━━━━━ Dataset excerpts
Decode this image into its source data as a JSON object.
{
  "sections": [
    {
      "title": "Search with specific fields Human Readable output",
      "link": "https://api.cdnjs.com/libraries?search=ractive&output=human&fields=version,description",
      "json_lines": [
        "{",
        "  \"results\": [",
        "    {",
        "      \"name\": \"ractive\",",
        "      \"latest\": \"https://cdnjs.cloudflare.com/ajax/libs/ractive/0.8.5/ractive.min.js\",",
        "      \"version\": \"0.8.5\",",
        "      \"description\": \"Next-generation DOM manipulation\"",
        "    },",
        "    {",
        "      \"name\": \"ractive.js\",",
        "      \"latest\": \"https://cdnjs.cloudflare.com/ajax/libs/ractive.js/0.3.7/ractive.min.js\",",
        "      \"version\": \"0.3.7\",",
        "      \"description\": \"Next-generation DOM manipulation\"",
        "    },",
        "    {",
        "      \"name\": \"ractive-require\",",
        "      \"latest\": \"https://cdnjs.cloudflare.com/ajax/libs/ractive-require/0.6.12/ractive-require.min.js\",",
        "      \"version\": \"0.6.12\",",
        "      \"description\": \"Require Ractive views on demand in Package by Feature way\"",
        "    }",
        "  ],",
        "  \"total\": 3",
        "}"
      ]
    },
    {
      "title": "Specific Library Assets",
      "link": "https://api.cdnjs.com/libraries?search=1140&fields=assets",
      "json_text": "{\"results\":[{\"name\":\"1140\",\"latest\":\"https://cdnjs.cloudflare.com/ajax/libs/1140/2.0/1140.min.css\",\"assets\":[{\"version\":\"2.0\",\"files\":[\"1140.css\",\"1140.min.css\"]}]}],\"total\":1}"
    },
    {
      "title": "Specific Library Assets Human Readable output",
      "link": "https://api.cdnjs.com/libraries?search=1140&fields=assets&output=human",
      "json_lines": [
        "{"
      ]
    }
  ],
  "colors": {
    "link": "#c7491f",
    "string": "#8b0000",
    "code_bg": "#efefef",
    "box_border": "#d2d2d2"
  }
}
━━━━━━━━━━
Task brief
All of the entries need to be reproduced exactly; please write them out.

Task output
Decode this image into its source data as a JSON object.
{
  "sections": [
    {
      "title": "Search with specific fields Human Readable output",
      "link": "https://api.cdnjs.com/libraries?search=ractive&output=human&fields=version,description",
      "json_lines": [
        "{",
        "  \"results\": [",
        "    {",
        "      \"name\": \"ractive\",",
        "      \"latest\": \"https://cdnjs.cloudflare.com/ajax/libs/ractive/0.8.5/ractive.min.js\",",
        "      \"version\": \"0.8.5\",",
        "      \"description\": \"Next-generation DOM manipulation\"",
        "    },",
        "    {",
        "      \"name\": \"ractive.js\",",
        "      \"latest\": \"https://cdnjs.cloudflare.com/ajax/libs/ractive.js/0.3.7/ractive.min.js\",",
        "      \"version\": \"0.3.7\",",
        "      \"description\": \"Next-generation DOM manipulation\"",
        "    },",
        "    {",
        "      \"name\": \"ractive-require\",",
        "      \"latest\": \"https://cdnjs.cloudflare.com/ajax/libs/ractive-require/0.6.12/ractive-require.min.js\",",
        "      \"version\": \"0.6.12\",",
        "      \"description\": \"Require Ractive views on demand in Package by Feature way\"",
        "    }",
        "  ],",
        "  \"total\": 3",
        "}"
      ]
    },
    {
      "title": "Specific Library Assets",
      "link": "https://api.cdnjs.com/libraries?search=1140&fields=assets",
      "json_text": "{\"results\":[{\"name\":\"1140\",\"latest\":\"https://cdnjs.cloudflare.com/ajax/libs/1140/2.0/1140.min.css\",\"assets\":[{\"version\":\"2.0\",\"files\":[\"1140.css\",\"1140.min.css\"]}]}],\"total\":1}"
    },
    {
      "title": "Specific Library Assets Human Readable output",
      "link": "https://api.cdnjs.com/libraries?search=1140&fields=assets&output=human",
      "json_lines": [
        "{"
      ]
    }
  ],
  "colors": {
    "link": "#c7491f",
    "string": "#8b0000",
    "code_bg": "#efefef",
    "box_border": "#d2d2d2"
  }
}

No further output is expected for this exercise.